Start Record excerpts
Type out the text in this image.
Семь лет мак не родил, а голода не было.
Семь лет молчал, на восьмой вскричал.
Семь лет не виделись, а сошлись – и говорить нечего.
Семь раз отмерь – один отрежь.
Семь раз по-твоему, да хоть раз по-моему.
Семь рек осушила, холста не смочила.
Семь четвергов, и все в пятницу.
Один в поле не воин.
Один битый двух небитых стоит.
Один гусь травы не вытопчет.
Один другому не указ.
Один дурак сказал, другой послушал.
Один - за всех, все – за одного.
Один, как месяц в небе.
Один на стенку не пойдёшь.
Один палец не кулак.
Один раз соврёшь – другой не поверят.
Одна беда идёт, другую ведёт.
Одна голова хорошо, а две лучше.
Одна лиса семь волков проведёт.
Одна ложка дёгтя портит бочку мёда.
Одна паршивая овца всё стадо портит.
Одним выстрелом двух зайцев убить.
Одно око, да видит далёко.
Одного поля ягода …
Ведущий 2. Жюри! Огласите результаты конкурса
End Record excerpts
**Problem requirements:**
Quote the material exactly, leaving nothing out.

**Result below:**
Type out the text in this image.
Семь лет мак не родил, а голода не было.
Семь лет молчал, на восьмой вскричал.
Семь лет не виделись, а сошлись – и говорить нечего.
Семь раз отмерь – один отрежь.
Семь раз по-твоему, да хоть раз по-моему.
Семь рек осушила, холста не смочила.
Семь четвергов, и все в пятницу.
Один в поле не воин.
Один битый двух небитых стоит.
Один гусь травы не вытопчет.
Один другому не указ.
Один дурак сказал, другой послушал.
Один - за всех, все – за одного.
Один, как месяц в небе.
Один на стенку не пойдёшь.
Один палец не кулак.
Один раз соврёшь – другой не поверят.
Одна беда идёт, другую ведёт.
Одна голова хорошо, а две лучше.
Одна лиса семь волков проведёт.
Одна ложка дёгтя портит бочку мёда.
Одна паршивая овца всё стадо портит.
Одним выстрелом двух зайцев убить.
Одно око, да видит далёко.
Одного поля ягода …
Ведущий 2. Жюри! Огласите результаты конкурса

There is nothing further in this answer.